● **What to do**
Filter the listing and keep only the lines with the word "Correction".

● **Record extracts**
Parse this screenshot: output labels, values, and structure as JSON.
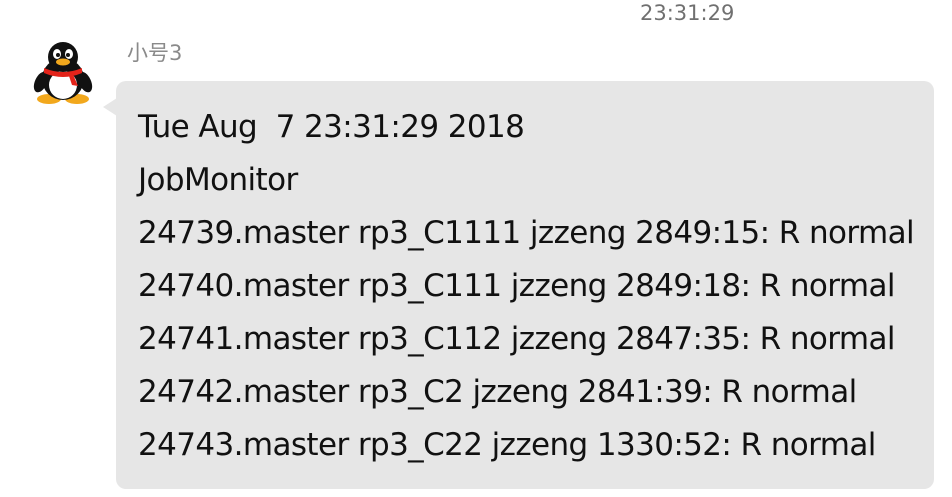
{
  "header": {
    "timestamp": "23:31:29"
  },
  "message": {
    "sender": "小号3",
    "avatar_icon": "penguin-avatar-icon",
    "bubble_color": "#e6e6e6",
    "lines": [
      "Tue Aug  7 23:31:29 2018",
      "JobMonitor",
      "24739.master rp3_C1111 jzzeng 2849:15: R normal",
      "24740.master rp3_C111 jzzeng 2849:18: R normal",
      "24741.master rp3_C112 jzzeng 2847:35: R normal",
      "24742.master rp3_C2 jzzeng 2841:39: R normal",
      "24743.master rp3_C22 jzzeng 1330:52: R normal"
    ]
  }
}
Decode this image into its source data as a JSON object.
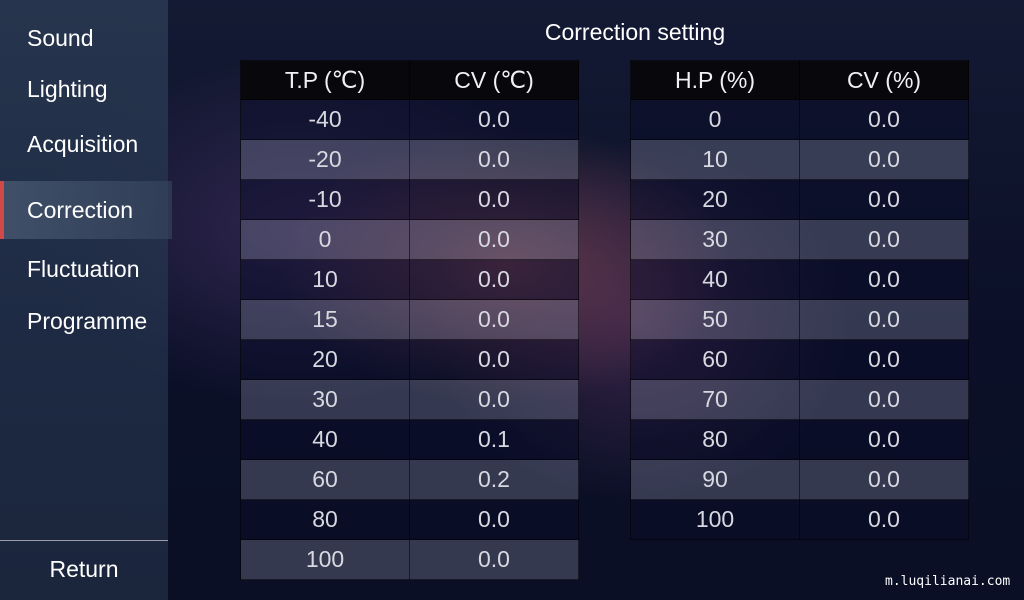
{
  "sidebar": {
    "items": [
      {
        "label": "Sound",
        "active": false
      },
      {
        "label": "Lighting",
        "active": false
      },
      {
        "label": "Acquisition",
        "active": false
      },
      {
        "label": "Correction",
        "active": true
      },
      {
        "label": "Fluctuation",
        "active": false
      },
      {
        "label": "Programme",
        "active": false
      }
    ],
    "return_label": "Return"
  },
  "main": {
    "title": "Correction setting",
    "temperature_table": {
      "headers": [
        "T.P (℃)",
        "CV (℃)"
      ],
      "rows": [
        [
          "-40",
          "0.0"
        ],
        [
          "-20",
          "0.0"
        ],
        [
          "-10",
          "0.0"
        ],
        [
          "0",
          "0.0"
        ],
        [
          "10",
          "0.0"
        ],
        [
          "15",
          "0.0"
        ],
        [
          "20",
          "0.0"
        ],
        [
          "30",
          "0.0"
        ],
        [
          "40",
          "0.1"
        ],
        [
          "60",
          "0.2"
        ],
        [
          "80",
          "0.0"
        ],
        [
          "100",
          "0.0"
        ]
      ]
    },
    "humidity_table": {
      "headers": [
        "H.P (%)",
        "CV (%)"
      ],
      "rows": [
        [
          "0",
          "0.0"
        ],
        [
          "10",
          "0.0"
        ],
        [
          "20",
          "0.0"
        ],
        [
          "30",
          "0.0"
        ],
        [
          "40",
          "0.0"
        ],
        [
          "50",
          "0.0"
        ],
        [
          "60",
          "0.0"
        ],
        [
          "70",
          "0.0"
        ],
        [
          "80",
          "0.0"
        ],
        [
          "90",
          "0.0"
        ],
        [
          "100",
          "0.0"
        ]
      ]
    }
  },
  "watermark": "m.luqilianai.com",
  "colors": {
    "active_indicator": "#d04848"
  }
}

● **Answer for the task**
        "label": "Correction",
    "title": "Correction setting",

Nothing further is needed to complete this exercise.